◆ **Exercise**:
Return the records in full, exactly as given.

Dataset records:
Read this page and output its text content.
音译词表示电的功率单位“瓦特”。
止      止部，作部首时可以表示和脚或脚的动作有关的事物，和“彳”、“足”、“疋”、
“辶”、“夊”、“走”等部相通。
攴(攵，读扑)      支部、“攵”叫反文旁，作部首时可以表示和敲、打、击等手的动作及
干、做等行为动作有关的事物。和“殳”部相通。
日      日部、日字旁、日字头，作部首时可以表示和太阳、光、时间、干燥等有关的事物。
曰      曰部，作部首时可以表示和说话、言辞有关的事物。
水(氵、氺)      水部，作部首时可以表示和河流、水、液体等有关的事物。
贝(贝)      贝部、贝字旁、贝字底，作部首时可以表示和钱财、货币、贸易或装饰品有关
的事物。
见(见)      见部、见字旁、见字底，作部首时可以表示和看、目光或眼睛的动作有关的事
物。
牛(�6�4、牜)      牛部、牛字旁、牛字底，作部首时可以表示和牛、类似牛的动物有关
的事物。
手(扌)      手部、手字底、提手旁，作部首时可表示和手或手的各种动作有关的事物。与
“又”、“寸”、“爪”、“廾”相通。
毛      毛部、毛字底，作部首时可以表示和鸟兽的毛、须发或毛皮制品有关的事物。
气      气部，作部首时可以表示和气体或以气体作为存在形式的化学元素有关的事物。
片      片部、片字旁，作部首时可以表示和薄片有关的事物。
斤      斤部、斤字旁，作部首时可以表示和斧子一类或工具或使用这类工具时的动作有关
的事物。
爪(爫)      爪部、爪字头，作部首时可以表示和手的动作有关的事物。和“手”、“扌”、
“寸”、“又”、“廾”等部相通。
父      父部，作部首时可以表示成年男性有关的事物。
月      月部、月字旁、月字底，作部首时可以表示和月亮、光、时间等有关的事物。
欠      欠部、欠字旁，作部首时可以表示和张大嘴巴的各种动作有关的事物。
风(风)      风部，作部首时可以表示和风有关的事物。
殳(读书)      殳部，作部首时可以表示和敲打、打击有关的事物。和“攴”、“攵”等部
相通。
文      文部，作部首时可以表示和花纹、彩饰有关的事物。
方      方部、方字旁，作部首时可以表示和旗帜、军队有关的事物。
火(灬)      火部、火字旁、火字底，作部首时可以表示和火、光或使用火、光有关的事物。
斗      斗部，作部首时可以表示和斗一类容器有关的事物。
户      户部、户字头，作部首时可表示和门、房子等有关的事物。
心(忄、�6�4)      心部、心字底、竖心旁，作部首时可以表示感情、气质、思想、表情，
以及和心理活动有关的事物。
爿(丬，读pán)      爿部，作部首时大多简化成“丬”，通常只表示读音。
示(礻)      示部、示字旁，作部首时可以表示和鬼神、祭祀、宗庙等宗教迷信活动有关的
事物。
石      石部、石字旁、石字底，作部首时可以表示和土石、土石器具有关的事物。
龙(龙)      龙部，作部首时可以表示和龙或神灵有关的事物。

◆ **Exercise response**:
Read this page and output its text content.
音译词表示电的功率单位“瓦特”。
止      止部，作部首时可以表示和脚或脚的动作有关的事物，和“彳”、“足”、“疋”、
“辶”、“夊”、“走”等部相通。
攴(攵，读扑)      支部、“攵”叫反文旁，作部首时可以表示和敲、打、击等手的动作及
干、做等行为动作有关的事物。和“殳”部相通。
日      日部、日字旁、日字头，作部首时可以表示和太阳、光、时间、干燥等有关的事物。
曰      曰部，作部首时可以表示和说话、言辞有关的事物。
水(氵、氺)      水部，作部首时可以表示和河流、水、液体等有关的事物。
贝(贝)      贝部、贝字旁、贝字底，作部首时可以表示和钱财、货币、贸易或装饰品有关
的事物。
见(见)      见部、见字旁、见字底，作部首时可以表示和看、目光或眼睛的动作有关的事
物。
牛(�6�4、牜)      牛部、牛字旁、牛字底，作部首时可以表示和牛、类似牛的动物有关
的事物。
手(扌)      手部、手字底、提手旁，作部首时可表示和手或手的各种动作有关的事物。与
“又”、“寸”、“爪”、“廾”相通。
毛      毛部、毛字底，作部首时可以表示和鸟兽的毛、须发或毛皮制品有关的事物。
气      气部，作部首时可以表示和气体或以气体作为存在形式的化学元素有关的事物。
片      片部、片字旁，作部首时可以表示和薄片有关的事物。
斤      斤部、斤字旁，作部首时可以表示和斧子一类或工具或使用这类工具时的动作有关
的事物。
爪(爫)      爪部、爪字头，作部首时可以表示和手的动作有关的事物。和“手”、“扌”、
“寸”、“又”、“廾”等部相通。
父      父部，作部首时可以表示成年男性有关的事物。
月      月部、月字旁、月字底，作部首时可以表示和月亮、光、时间等有关的事物。
欠      欠部、欠字旁，作部首时可以表示和张大嘴巴的各种动作有关的事物。
风(风)      风部，作部首时可以表示和风有关的事物。
殳(读书)      殳部，作部首时可以表示和敲打、打击有关的事物。和“攴”、“攵”等部
相通。
文      文部，作部首时可以表示和花纹、彩饰有关的事物。
方      方部、方字旁，作部首时可以表示和旗帜、军队有关的事物。
火(灬)      火部、火字旁、火字底，作部首时可以表示和火、光或使用火、光有关的事物。
斗      斗部，作部首时可以表示和斗一类容器有关的事物。
户      户部、户字头，作部首时可表示和门、房子等有关的事物。
心(忄、�6�4)      心部、心字底、竖心旁，作部首时可以表示感情、气质、思想、表情，
以及和心理活动有关的事物。
爿(丬，读pán)      爿部，作部首时大多简化成“丬”，通常只表示读音。
示(礻)      示部、示字旁，作部首时可以表示和鬼神、祭祀、宗庙等宗教迷信活动有关的
事物。
石      石部、石字旁、石字底，作部首时可以表示和土石、土石器具有关的事物。
龙(龙)      龙部，作部首时可以表示和龙或神灵有关的事物。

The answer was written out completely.